# [WHAT IS REQUIRED]
In the listing below, find every line containing "this" and copy it out.

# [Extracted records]
__________

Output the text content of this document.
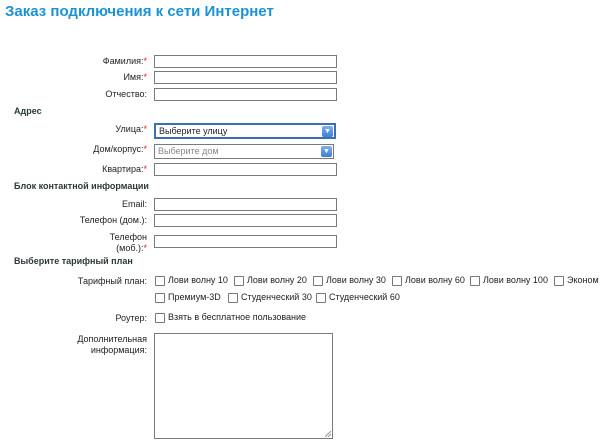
Заказ подключения к сети Интернет
Фамилия:*
Имя:*
Отчество:
Адрес
Улица:* Выберите улицу	▼
Дом/корпус:* Выберите дом	▼
Квартира:*
Блок контактной информации
Email:
Телефон (дом.):
Телефон
(моб.):*
Выберите тарифный план
Тарифный план: Лови волну 10 Лови волну 20 Лови волну 30 Лови волну 60 Лови волну 100 Эконом
Премиум-3D Студенческий 30 Студенческий 60
Роутер: Взять в бесплатное пользование
Дополнительная
информация:
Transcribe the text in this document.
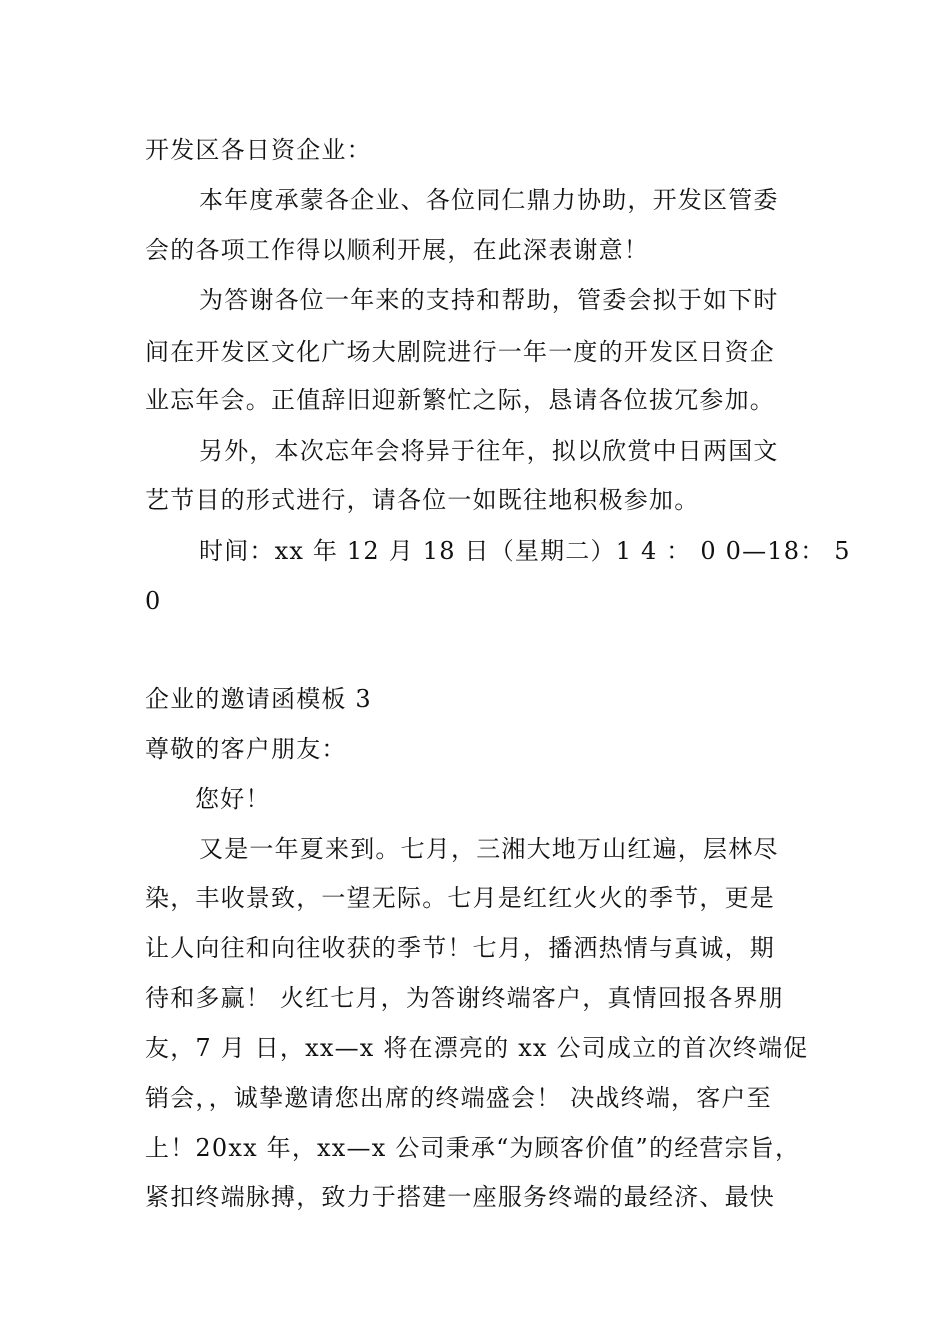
开发区各日资企业：
本年度承蒙各企业、各位同仁鼎力协助，开发区管委
会的各项工作得以顺利开展，在此深表谢意！
为答谢各位一年来的支持和帮助，管委会拟于如下时
间在开发区文化广场大剧院进行一年一度的开发区日资企
业忘年会。正值辞旧迎新繁忙之际，恳请各位拔冗参加。
另外，本次忘年会将异于往年，拟以欣赏中日两国文
艺节目的形式进行，请各位一如既往地积极参加。
时间：xx 年 12 月 18 日（星期二）1 4 ： 0 0—18： 5
0
企业的邀请函模板 3
尊敬的客户朋友：
您好！
又是一年夏来到。七月，三湘大地万山红遍，层林尽
染，丰收景致，一望无际。七月是红红火火的季节，更是
让人向往和向往收获的季节！七月，播洒热情与真诚，期
待和多赢！ 火红七月，为答谢终端客户，真情回报各界朋
友，7 月 日，xx—x 将在漂亮的 xx 公司成立的首次终端促
销会，，诚挚邀请您出席的终端盛会！ 决战终端，客户至
上！20xx 年，xx—x 公司秉承“为顾客价值”的经营宗旨，
紧扣终端脉搏，致力于搭建一座服务终端的最经济、最快
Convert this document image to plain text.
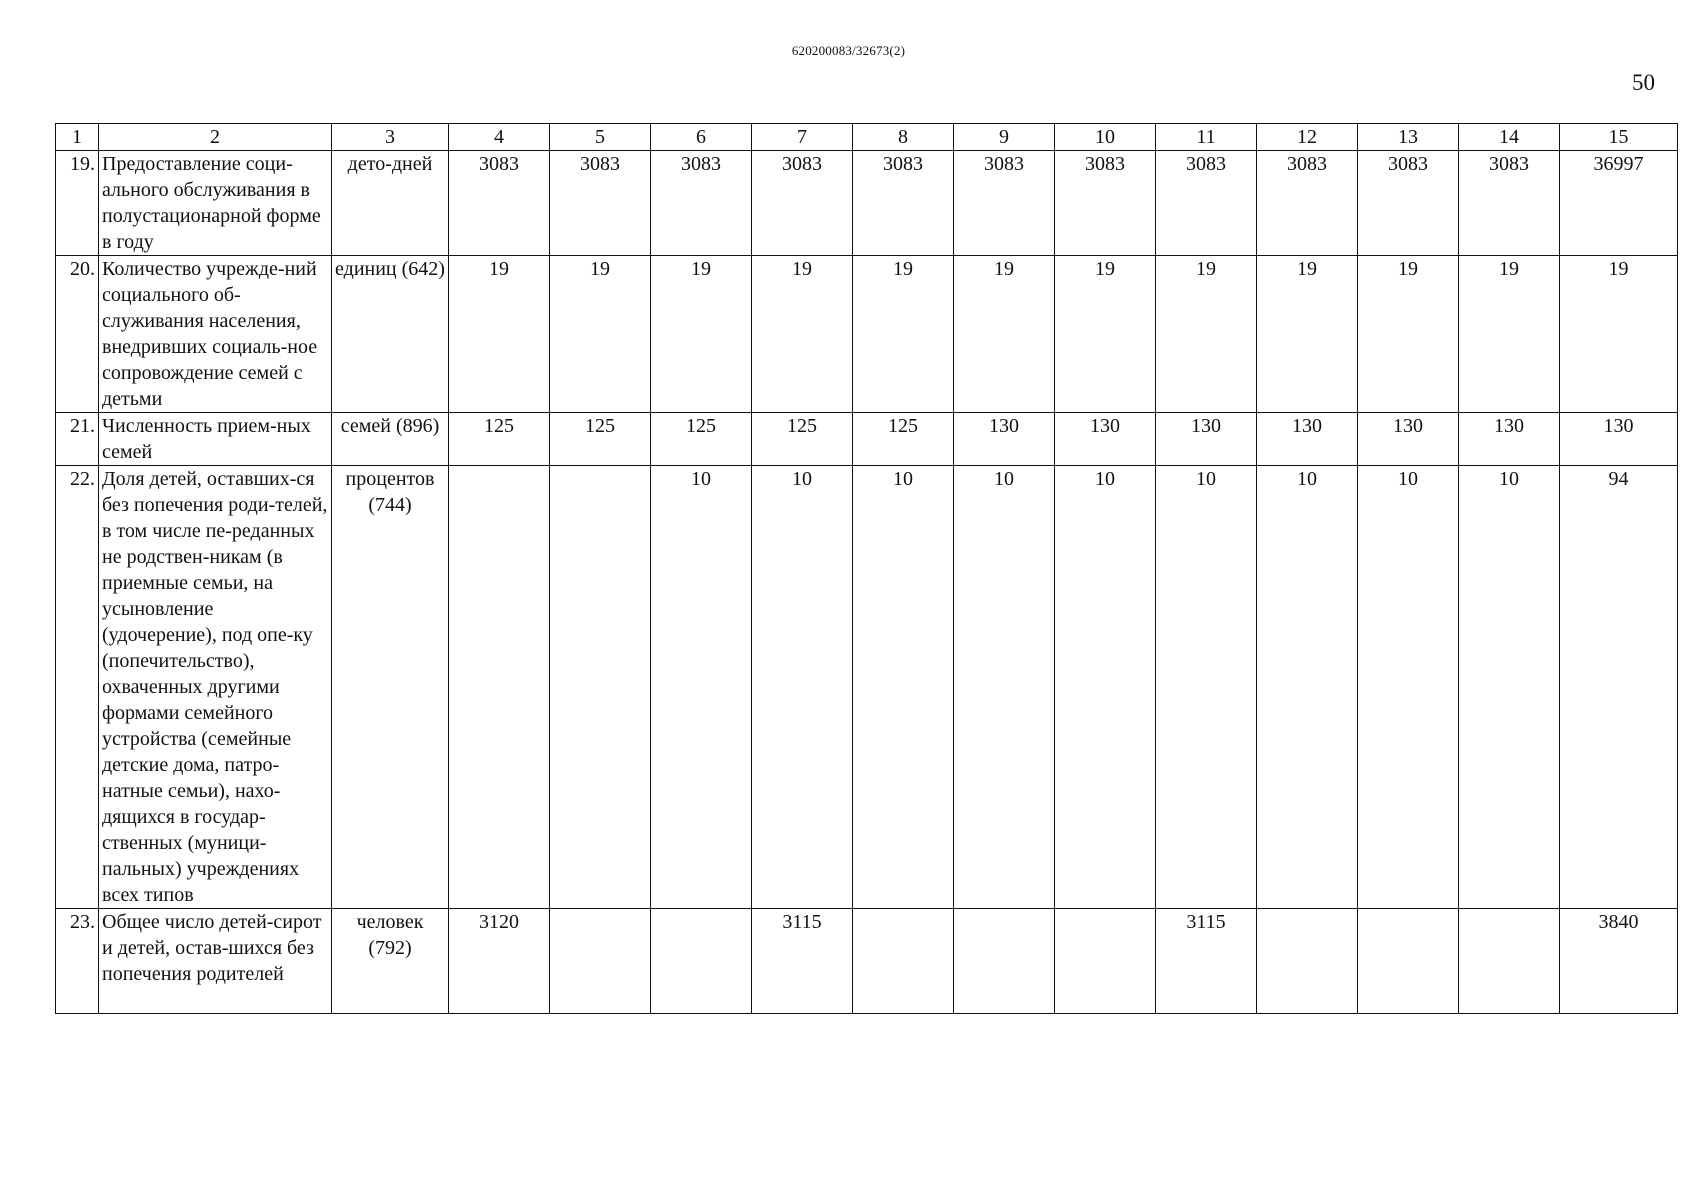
620200083/32673(2)
50
1	2	3	4	5	6	7	8	9	10	11	12	13	14	15
19.	Предоставление соци-ального обслуживания в полустационарной форме в году	дето-дней	3083	3083	3083	3083	3083	3083	3083	3083	3083	3083	3083	36997
20.	Количество учрежде-ний социального об-служивания населения, внедривших социаль-ное сопровождение семей с детьми	единиц (642)	19	19	19	19	19	19	19	19	19	19	19	19
21.	Численность прием-ных семей	семей (896)	125	125	125	125	125	130	130	130	130	130	130	130
22.	Доля детей, оставших-ся без попечения роди-телей, в том числе пе-реданных не родствен-никам (в приемные семьи, на усыновление (удочерение), под опе-ку (попечительство), охваченных другими формами семейного устройства (семейные детские дома, патро-натные семьи), нахо-дящихся в государ-ственных (муници-пальных) учреждениях всех типов	процентов (744)			10	10	10	10	10	10	10	10	10	94
23.	Общее число детей-сирот и детей, остав-шихся без попечения родителей	человек (792)	3120			3115				3115				3840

__________

# [ANSWER IN FULL]
Output the text content of this document.
Transcribe the text in this document.
Convert this document image to plain text.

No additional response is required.